Data supplied.
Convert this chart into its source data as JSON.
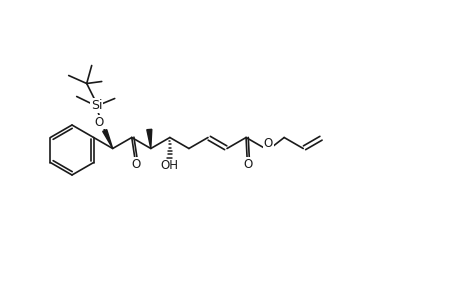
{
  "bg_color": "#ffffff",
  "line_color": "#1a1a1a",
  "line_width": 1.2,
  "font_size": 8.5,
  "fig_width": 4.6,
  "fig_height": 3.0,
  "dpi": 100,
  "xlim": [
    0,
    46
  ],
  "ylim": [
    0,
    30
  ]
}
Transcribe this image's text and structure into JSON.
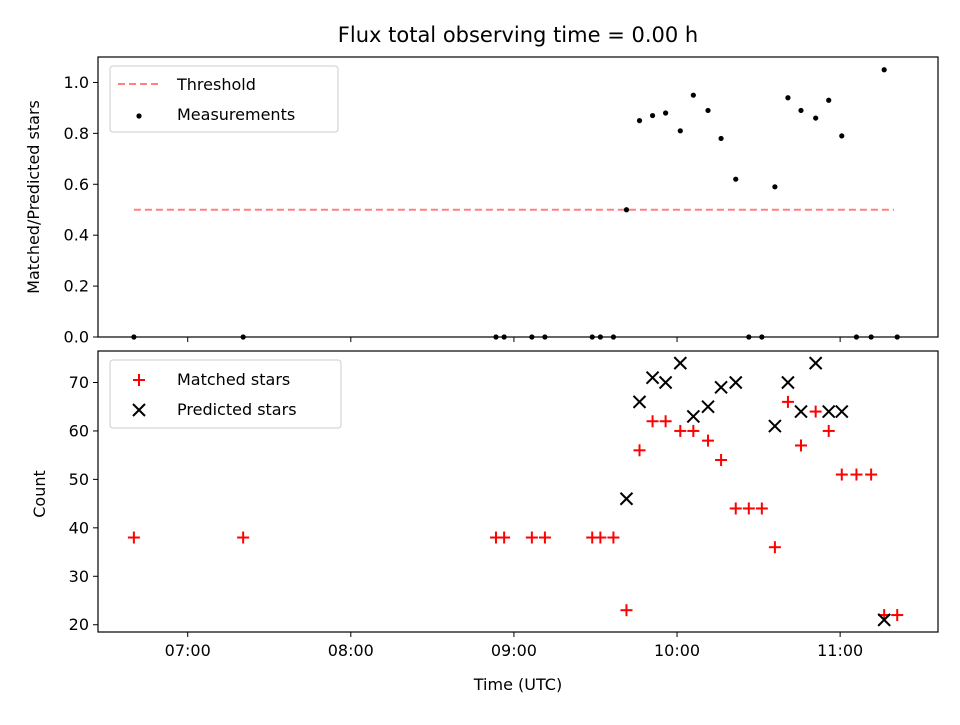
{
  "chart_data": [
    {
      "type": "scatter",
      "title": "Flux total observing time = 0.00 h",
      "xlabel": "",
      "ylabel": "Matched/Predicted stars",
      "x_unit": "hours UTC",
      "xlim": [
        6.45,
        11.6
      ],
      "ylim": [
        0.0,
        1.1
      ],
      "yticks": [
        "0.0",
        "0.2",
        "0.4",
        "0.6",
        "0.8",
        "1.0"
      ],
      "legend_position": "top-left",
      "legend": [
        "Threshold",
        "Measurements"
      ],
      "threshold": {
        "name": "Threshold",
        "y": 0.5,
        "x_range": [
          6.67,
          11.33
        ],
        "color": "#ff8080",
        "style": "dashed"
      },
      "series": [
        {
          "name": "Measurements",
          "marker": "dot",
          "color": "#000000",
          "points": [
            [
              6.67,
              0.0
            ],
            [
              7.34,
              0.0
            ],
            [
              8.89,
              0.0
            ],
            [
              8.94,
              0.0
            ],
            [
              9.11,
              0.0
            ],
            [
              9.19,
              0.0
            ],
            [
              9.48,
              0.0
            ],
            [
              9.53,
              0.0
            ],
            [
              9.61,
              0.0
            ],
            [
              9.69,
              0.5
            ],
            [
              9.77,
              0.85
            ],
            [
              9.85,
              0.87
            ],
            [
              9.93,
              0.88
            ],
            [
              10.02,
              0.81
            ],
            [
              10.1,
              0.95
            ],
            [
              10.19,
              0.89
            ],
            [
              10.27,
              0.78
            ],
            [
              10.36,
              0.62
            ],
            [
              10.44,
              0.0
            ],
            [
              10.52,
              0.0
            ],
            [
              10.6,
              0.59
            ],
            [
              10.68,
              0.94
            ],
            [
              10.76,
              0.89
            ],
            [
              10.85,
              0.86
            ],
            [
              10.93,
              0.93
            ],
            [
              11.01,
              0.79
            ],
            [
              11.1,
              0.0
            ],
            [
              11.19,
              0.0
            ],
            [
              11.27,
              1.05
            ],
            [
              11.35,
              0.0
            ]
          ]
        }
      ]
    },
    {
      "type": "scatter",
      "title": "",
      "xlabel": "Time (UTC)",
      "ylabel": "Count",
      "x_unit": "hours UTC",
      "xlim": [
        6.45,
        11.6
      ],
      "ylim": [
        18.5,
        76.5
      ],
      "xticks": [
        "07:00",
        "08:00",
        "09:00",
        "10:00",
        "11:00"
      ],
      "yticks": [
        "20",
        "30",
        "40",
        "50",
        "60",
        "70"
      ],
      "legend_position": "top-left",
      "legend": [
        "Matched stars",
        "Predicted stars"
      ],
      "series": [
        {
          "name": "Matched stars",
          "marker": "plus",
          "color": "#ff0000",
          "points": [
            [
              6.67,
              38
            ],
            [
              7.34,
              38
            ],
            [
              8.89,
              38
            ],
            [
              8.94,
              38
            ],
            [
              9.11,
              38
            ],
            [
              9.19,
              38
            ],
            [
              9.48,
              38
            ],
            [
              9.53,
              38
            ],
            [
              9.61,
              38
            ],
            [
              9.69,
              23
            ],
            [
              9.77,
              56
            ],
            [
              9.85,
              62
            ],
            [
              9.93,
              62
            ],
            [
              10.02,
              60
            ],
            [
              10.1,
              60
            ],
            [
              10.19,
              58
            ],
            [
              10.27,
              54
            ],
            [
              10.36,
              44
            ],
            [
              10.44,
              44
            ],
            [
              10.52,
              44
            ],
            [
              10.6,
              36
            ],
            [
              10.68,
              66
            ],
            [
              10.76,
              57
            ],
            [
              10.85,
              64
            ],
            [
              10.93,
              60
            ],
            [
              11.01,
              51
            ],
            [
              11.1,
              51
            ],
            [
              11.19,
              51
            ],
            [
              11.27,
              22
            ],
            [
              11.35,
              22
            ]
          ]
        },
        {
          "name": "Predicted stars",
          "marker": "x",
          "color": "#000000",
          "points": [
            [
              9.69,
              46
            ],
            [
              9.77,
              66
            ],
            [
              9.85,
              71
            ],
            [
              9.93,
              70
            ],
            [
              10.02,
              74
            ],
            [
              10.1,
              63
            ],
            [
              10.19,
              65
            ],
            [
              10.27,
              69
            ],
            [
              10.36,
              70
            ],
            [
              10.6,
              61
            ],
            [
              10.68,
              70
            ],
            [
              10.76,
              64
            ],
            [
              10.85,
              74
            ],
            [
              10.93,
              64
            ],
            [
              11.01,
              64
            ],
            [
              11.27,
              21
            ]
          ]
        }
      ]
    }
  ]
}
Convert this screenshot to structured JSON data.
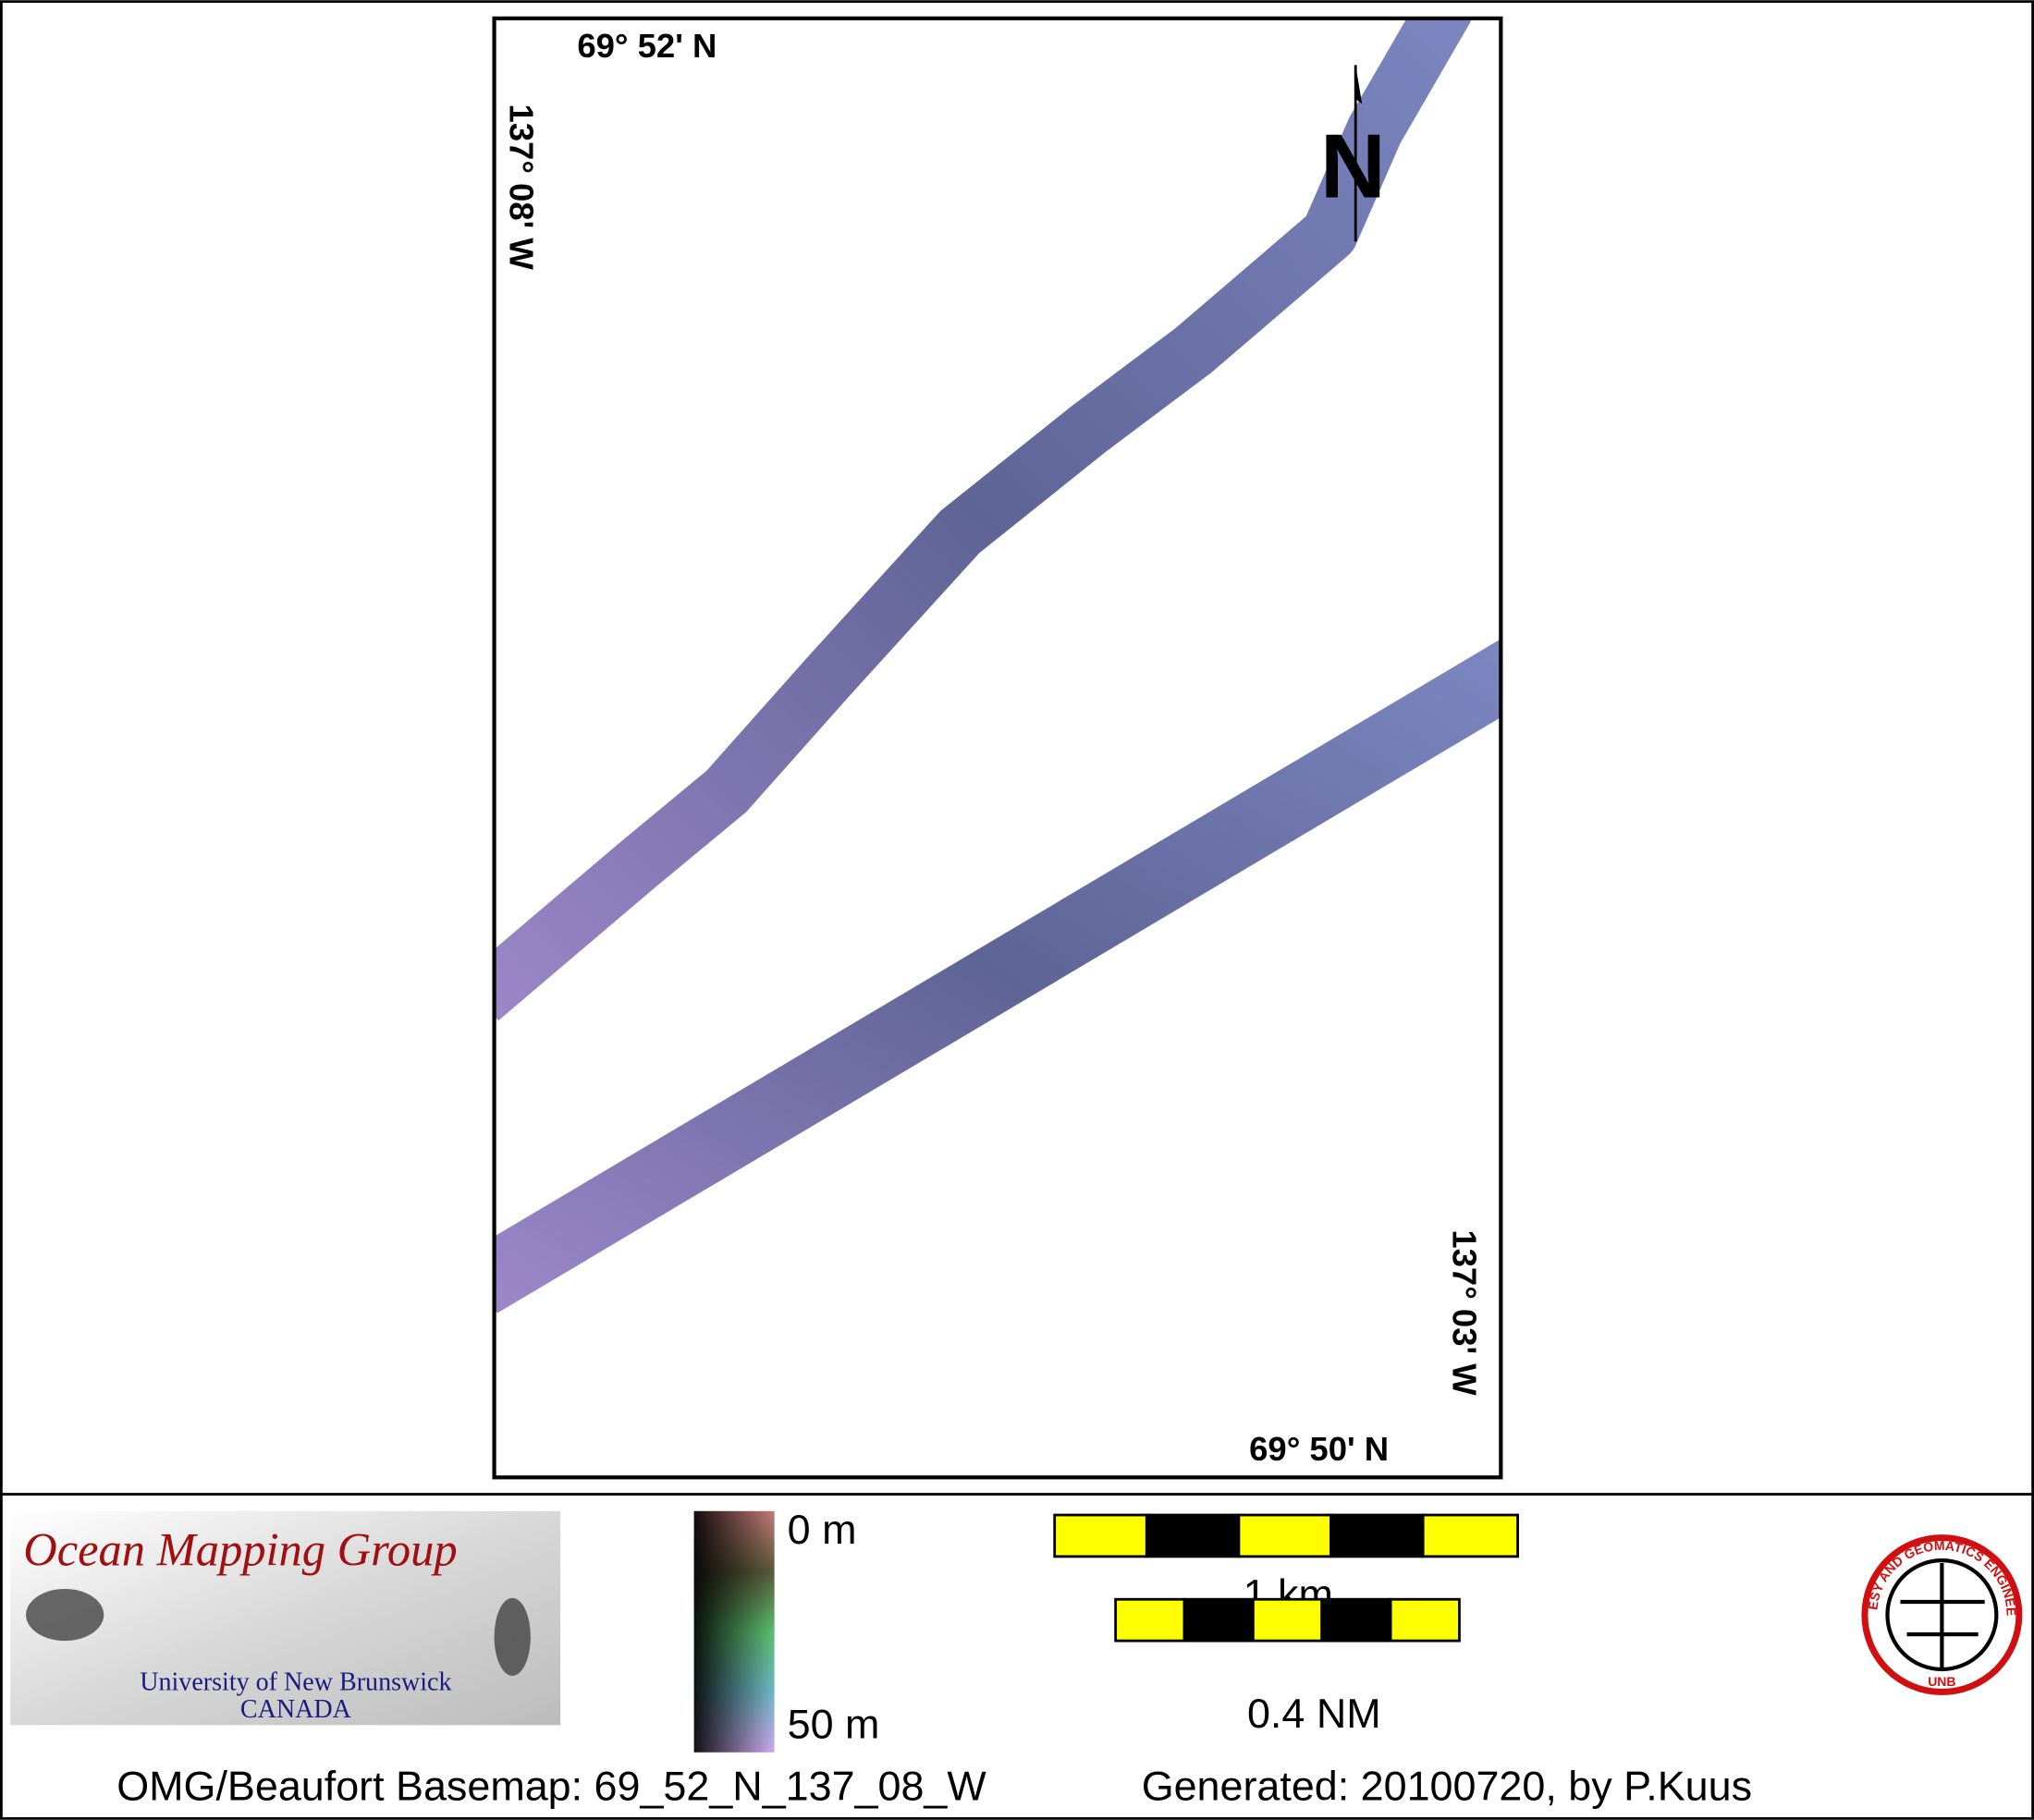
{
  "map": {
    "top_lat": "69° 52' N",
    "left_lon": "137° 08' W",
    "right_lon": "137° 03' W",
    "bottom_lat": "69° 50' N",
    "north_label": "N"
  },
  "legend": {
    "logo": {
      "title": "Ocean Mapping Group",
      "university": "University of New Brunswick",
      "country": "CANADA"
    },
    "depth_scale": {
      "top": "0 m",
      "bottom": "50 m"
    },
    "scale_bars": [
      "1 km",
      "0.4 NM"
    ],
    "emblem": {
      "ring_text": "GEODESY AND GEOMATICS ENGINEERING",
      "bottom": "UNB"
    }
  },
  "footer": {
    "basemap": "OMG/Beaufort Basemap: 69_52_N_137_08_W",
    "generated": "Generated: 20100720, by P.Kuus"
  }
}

Problem statement. All records should be output exactly, with the pictures left out.

The output.
Convert this chart into its source data as JSON.
{
  "bg_color": "#ffffff",
  "line_color": "#1a1a1a",
  "line_width": 1.2,
  "font_size": 8.5,
  "fig_width": 4.6,
  "fig_height": 3.0,
  "dpi": 100,
  "xlim": [
    0,
    46
  ],
  "ylim": [
    0,
    30
  ]
}
Transcribe this image's text and structure into JSON.
{
  "chart_data": [
    {
      "type": "scatter",
      "title": "Flux total observing time = 0.00 h",
      "xlabel": "",
      "ylabel": "Matched/Predicted stars",
      "x_unit": "hours UTC",
      "xlim": [
        6.45,
        11.6
      ],
      "ylim": [
        0.0,
        1.1
      ],
      "yticks": [
        "0.0",
        "0.2",
        "0.4",
        "0.6",
        "0.8",
        "1.0"
      ],
      "legend_position": "top-left",
      "legend": [
        "Threshold",
        "Measurements"
      ],
      "threshold": {
        "name": "Threshold",
        "y": 0.5,
        "x_range": [
          6.67,
          11.33
        ],
        "color": "#ff8080",
        "style": "dashed"
      },
      "series": [
        {
          "name": "Measurements",
          "marker": "dot",
          "color": "#000000",
          "points": [
            [
              6.67,
              0.0
            ],
            [
              7.34,
              0.0
            ],
            [
              8.89,
              0.0
            ],
            [
              8.94,
              0.0
            ],
            [
              9.11,
              0.0
            ],
            [
              9.19,
              0.0
            ],
            [
              9.48,
              0.0
            ],
            [
              9.53,
              0.0
            ],
            [
              9.61,
              0.0
            ],
            [
              9.69,
              0.5
            ],
            [
              9.77,
              0.85
            ],
            [
              9.85,
              0.87
            ],
            [
              9.93,
              0.88
            ],
            [
              10.02,
              0.81
            ],
            [
              10.1,
              0.95
            ],
            [
              10.19,
              0.89
            ],
            [
              10.27,
              0.78
            ],
            [
              10.36,
              0.62
            ],
            [
              10.44,
              0.0
            ],
            [
              10.52,
              0.0
            ],
            [
              10.6,
              0.59
            ],
            [
              10.68,
              0.94
            ],
            [
              10.76,
              0.89
            ],
            [
              10.85,
              0.86
            ],
            [
              10.93,
              0.93
            ],
            [
              11.01,
              0.79
            ],
            [
              11.1,
              0.0
            ],
            [
              11.19,
              0.0
            ],
            [
              11.27,
              1.05
            ],
            [
              11.35,
              0.0
            ]
          ]
        }
      ]
    },
    {
      "type": "scatter",
      "title": "",
      "xlabel": "Time (UTC)",
      "ylabel": "Count",
      "x_unit": "hours UTC",
      "xlim": [
        6.45,
        11.6
      ],
      "ylim": [
        18.5,
        76.5
      ],
      "xticks": [
        "07:00",
        "08:00",
        "09:00",
        "10:00",
        "11:00"
      ],
      "yticks": [
        "20",
        "30",
        "40",
        "50",
        "60",
        "70"
      ],
      "legend_position": "top-left",
      "legend": [
        "Matched stars",
        "Predicted stars"
      ],
      "series": [
        {
          "name": "Matched stars",
          "marker": "plus",
          "color": "#ff0000",
          "points": [
            [
              6.67,
              38
            ],
            [
              7.34,
              38
            ],
            [
              8.89,
              38
            ],
            [
              8.94,
              38
            ],
            [
              9.11,
              38
            ],
            [
              9.19,
              38
            ],
            [
              9.48,
              38
            ],
            [
              9.53,
              38
            ],
            [
              9.61,
              38
            ],
            [
              9.69,
              23
            ],
            [
              9.77,
              56
            ],
            [
              9.85,
              62
            ],
            [
              9.93,
              62
            ],
            [
              10.02,
              60
            ],
            [
              10.1,
              60
            ],
            [
              10.19,
              58
            ],
            [
              10.27,
              54
            ],
            [
              10.36,
              44
            ],
            [
              10.44,
              44
            ],
            [
              10.52,
              44
            ],
            [
              10.6,
              36
            ],
            [
              10.68,
              66
            ],
            [
              10.76,
              57
            ],
            [
              10.85,
              64
            ],
            [
              10.93,
              60
            ],
            [
              11.01,
              51
            ],
            [
              11.1,
              51
            ],
            [
              11.19,
              51
            ],
            [
              11.27,
              22
            ],
            [
              11.35,
              22
            ]
          ]
        },
        {
          "name": "Predicted stars",
          "marker": "x",
          "color": "#000000",
          "points": [
            [
              9.69,
              46
            ],
            [
              9.77,
              66
            ],
            [
              9.85,
              71
            ],
            [
              9.93,
              70
            ],
            [
              10.02,
              74
            ],
            [
              10.1,
              63
            ],
            [
              10.19,
              65
            ],
            [
              10.27,
              69
            ],
            [
              10.36,
              70
            ],
            [
              10.6,
              61
            ],
            [
              10.68,
              70
            ],
            [
              10.76,
              64
            ],
            [
              10.85,
              74
            ],
            [
              10.93,
              64
            ],
            [
              11.01,
              64
            ],
            [
              11.27,
              21
            ]
          ]
        }
      ]
    }
  ]
}
Convert this screenshot to structured JSON data.
{
  "map": {
    "top_lat": "69° 52' N",
    "left_lon": "137° 08' W",
    "right_lon": "137° 03' W",
    "bottom_lat": "69° 50' N",
    "north_label": "N"
  },
  "legend": {
    "logo": {
      "title": "Ocean Mapping Group",
      "university": "University of New Brunswick",
      "country": "CANADA"
    },
    "depth_scale": {
      "top": "0 m",
      "bottom": "50 m"
    },
    "scale_bars": [
      "1 km",
      "0.4 NM"
    ],
    "emblem": {
      "ring_text": "GEODESY AND GEOMATICS ENGINEERING",
      "bottom": "UNB"
    }
  },
  "footer": {
    "basemap": "OMG/Beaufort Basemap: 69_52_N_137_08_W",
    "generated": "Generated: 20100720, by P.Kuus"
  }
}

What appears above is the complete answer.